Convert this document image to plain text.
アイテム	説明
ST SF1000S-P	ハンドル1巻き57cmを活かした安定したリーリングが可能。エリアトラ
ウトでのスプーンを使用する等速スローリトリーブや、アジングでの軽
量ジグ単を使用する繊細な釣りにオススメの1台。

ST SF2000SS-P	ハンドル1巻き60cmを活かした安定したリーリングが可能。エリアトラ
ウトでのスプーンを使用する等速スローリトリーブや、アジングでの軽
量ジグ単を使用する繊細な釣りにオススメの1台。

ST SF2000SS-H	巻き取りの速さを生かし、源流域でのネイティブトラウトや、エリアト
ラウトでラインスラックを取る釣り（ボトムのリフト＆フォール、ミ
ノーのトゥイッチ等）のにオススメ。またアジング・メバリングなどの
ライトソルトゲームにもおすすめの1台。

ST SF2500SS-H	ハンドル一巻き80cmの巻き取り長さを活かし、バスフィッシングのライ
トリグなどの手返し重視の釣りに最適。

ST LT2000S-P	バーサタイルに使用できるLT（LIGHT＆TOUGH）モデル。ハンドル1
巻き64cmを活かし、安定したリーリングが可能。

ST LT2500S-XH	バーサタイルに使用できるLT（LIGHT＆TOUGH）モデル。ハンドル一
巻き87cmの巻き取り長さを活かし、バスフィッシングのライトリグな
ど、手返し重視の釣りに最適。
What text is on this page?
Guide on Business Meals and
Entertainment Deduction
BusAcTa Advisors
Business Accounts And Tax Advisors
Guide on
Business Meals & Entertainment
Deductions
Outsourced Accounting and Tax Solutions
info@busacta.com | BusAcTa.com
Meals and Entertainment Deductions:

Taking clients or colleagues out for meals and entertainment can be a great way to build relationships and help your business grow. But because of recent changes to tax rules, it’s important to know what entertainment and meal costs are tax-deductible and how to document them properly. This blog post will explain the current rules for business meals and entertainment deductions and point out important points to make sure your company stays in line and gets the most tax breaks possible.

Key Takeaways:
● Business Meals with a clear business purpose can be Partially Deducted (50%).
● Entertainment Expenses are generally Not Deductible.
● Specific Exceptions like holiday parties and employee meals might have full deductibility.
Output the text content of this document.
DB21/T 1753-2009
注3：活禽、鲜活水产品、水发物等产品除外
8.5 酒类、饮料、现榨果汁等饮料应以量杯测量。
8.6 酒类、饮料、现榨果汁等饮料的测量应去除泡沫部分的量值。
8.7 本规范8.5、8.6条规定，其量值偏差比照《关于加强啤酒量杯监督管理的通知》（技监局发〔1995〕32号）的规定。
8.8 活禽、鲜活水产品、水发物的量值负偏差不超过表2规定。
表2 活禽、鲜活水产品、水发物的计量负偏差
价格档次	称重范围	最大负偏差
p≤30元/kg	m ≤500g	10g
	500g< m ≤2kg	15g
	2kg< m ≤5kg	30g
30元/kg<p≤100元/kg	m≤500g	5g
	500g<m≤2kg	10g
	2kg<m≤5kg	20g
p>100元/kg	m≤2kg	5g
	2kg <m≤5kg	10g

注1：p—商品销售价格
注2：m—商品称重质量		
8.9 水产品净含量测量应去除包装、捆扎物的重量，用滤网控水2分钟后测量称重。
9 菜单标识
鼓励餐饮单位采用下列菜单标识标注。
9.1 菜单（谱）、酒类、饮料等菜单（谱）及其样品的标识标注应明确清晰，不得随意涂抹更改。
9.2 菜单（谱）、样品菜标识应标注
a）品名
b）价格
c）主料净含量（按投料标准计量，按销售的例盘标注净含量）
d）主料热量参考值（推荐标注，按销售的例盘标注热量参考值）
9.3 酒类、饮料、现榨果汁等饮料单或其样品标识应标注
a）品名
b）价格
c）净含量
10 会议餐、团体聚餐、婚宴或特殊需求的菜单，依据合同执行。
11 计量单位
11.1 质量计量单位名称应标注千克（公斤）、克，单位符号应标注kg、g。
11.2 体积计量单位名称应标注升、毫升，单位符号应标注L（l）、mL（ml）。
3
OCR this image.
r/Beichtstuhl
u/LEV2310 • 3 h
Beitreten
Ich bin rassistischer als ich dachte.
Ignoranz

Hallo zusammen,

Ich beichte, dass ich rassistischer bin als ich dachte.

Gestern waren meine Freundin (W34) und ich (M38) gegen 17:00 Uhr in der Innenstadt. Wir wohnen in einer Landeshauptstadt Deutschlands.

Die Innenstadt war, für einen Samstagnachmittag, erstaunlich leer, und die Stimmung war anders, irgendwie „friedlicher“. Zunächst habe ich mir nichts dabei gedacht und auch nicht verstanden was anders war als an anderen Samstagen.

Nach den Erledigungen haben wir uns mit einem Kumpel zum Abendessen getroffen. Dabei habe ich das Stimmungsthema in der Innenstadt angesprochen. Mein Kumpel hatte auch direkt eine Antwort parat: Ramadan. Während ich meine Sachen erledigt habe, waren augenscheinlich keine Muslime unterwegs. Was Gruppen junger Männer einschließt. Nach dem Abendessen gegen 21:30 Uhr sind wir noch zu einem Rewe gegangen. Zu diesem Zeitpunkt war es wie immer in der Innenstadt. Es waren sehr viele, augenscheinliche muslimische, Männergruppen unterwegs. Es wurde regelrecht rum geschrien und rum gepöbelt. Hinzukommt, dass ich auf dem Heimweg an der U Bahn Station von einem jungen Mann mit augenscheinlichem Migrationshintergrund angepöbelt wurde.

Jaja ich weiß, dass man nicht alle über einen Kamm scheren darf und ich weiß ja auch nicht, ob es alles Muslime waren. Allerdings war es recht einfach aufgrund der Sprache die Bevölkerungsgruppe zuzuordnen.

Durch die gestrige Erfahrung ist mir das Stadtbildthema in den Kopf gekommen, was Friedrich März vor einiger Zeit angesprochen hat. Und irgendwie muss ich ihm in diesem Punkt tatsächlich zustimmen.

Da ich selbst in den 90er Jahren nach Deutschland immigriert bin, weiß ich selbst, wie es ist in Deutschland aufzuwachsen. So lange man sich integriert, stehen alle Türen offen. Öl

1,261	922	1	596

Set problem: Retype the material in full. Each word must match.

Solution to this exercise:
Convert this document image to plain text.
アイテム	説明
ST SF1000S-P	ハンドル1巻き57cmを活かした安定したリーリングが可能。エリアトラ
ウトでのスプーンを使用する等速スローリトリーブや、アジングでの軽
量ジグ単を使用する繊細な釣りにオススメの1台。

ST SF2000SS-P	ハンドル1巻き60cmを活かした安定したリーリングが可能。エリアトラ
ウトでのスプーンを使用する等速スローリトリーブや、アジングでの軽
量ジグ単を使用する繊細な釣りにオススメの1台。

ST SF2000SS-H	巻き取りの速さを生かし、源流域でのネイティブトラウトや、エリアト
ラウトでラインスラックを取る釣り（ボトムのリフト＆フォール、ミ
ノーのトゥイッチ等）のにオススメ。またアジング・メバリングなどの
ライトソルトゲームにもおすすめの1台。

ST SF2500SS-H	ハンドル一巻き80cmの巻き取り長さを活かし、バスフィッシングのライ
トリグなどの手返し重視の釣りに最適。

ST LT2000S-P	バーサタイルに使用できるLT（LIGHT＆TOUGH）モデル。ハンドル1
巻き64cmを活かし、安定したリーリングが可能。

ST LT2500S-XH	バーサタイルに使用できるLT（LIGHT＆TOUGH）モデル。ハンドル一
巻き87cmの巻き取り長さを活かし、バスフィッシングのライトリグな
ど、手返し重視の釣りに最適。
What text is on this page?
Guide on Business Meals and
Entertainment Deduction
BusAcTa Advisors
Business Accounts And Tax Advisors
Guide on
Business Meals & Entertainment
Deductions
Outsourced Accounting and Tax Solutions
info@busacta.com | BusAcTa.com
Meals and Entertainment Deductions:

Taking clients or colleagues out for meals and entertainment can be a great way to build relationships and help your business grow. But because of recent changes to tax rules, it’s important to know what entertainment and meal costs are tax-deductible and how to document them properly. This blog post will explain the current rules for business meals and entertainment deductions and point out important points to make sure your company stays in line and gets the most tax breaks possible.

Key Takeaways:
● Business Meals with a clear business purpose can be Partially Deducted (50%).
● Entertainment Expenses are generally Not Deductible.
● Specific Exceptions like holiday parties and employee meals might have full deductibility.
Output the text content of this document.
DB21/T 1753-2009
注3：活禽、鲜活水产品、水发物等产品除外
8.5 酒类、饮料、现榨果汁等饮料应以量杯测量。
8.6 酒类、饮料、现榨果汁等饮料的测量应去除泡沫部分的量值。
8.7 本规范8.5、8.6条规定，其量值偏差比照《关于加强啤酒量杯监督管理的通知》（技监局发〔1995〕32号）的规定。
8.8 活禽、鲜活水产品、水发物的量值负偏差不超过表2规定。
表2 活禽、鲜活水产品、水发物的计量负偏差
价格档次	称重范围	最大负偏差
p≤30元/kg	m ≤500g	10g
	500g< m ≤2kg	15g
	2kg< m ≤5kg	30g
30元/kg<p≤100元/kg	m≤500g	5g
	500g<m≤2kg	10g
	2kg<m≤5kg	20g
p>100元/kg	m≤2kg	5g
	2kg <m≤5kg	10g

注1：p—商品销售价格
注2：m—商品称重质量		
8.9 水产品净含量测量应去除包装、捆扎物的重量，用滤网控水2分钟后测量称重。
9 菜单标识
鼓励餐饮单位采用下列菜单标识标注。
9.1 菜单（谱）、酒类、饮料等菜单（谱）及其样品的标识标注应明确清晰，不得随意涂抹更改。
9.2 菜单（谱）、样品菜标识应标注
a）品名
b）价格
c）主料净含量（按投料标准计量，按销售的例盘标注净含量）
d）主料热量参考值（推荐标注，按销售的例盘标注热量参考值）
9.3 酒类、饮料、现榨果汁等饮料单或其样品标识应标注
a）品名
b）价格
c）净含量
10 会议餐、团体聚餐、婚宴或特殊需求的菜单，依据合同执行。
11 计量单位
11.1 质量计量单位名称应标注千克（公斤）、克，单位符号应标注kg、g。
11.2 体积计量单位名称应标注升、毫升，单位符号应标注L（l）、mL（ml）。
3
OCR this image.
r/Beichtstuhl
u/LEV2310 • 3 h
Beitreten
Ich bin rassistischer als ich dachte.
Ignoranz

Hallo zusammen,

Ich beichte, dass ich rassistischer bin als ich dachte.

Gestern waren meine Freundin (W34) und ich (M38) gegen 17:00 Uhr in der Innenstadt. Wir wohnen in einer Landeshauptstadt Deutschlands.

Die Innenstadt war, für einen Samstagnachmittag, erstaunlich leer, und die Stimmung war anders, irgendwie „friedlicher“. Zunächst habe ich mir nichts dabei gedacht und auch nicht verstanden was anders war als an anderen Samstagen.

Nach den Erledigungen haben wir uns mit einem Kumpel zum Abendessen getroffen. Dabei habe ich das Stimmungsthema in der Innenstadt angesprochen. Mein Kumpel hatte auch direkt eine Antwort parat: Ramadan. Während ich meine Sachen erledigt habe, waren augenscheinlich keine Muslime unterwegs. Was Gruppen junger Männer einschließt. Nach dem Abendessen gegen 21:30 Uhr sind wir noch zu einem Rewe gegangen. Zu diesem Zeitpunkt war es wie immer in der Innenstadt. Es waren sehr viele, augenscheinliche muslimische, Männergruppen unterwegs. Es wurde regelrecht rum geschrien und rum gepöbelt. Hinzukommt, dass ich auf dem Heimweg an der U Bahn Station von einem jungen Mann mit augenscheinlichem Migrationshintergrund angepöbelt wurde.

Jaja ich weiß, dass man nicht alle über einen Kamm scheren darf und ich weiß ja auch nicht, ob es alles Muslime waren. Allerdings war es recht einfach aufgrund der Sprache die Bevölkerungsgruppe zuzuordnen.

Durch die gestrige Erfahrung ist mir das Stadtbildthema in den Kopf gekommen, was Friedrich März vor einiger Zeit angesprochen hat. Und irgendwie muss ich ihm in diesem Punkt tatsächlich zustimmen.

Da ich selbst in den 90er Jahren nach Deutschland immigriert bin, weiß ich selbst, wie es ist in Deutschland aufzuwachsen. So lange man sich integriert, stehen alle Türen offen. Öl

1,261	922	1	596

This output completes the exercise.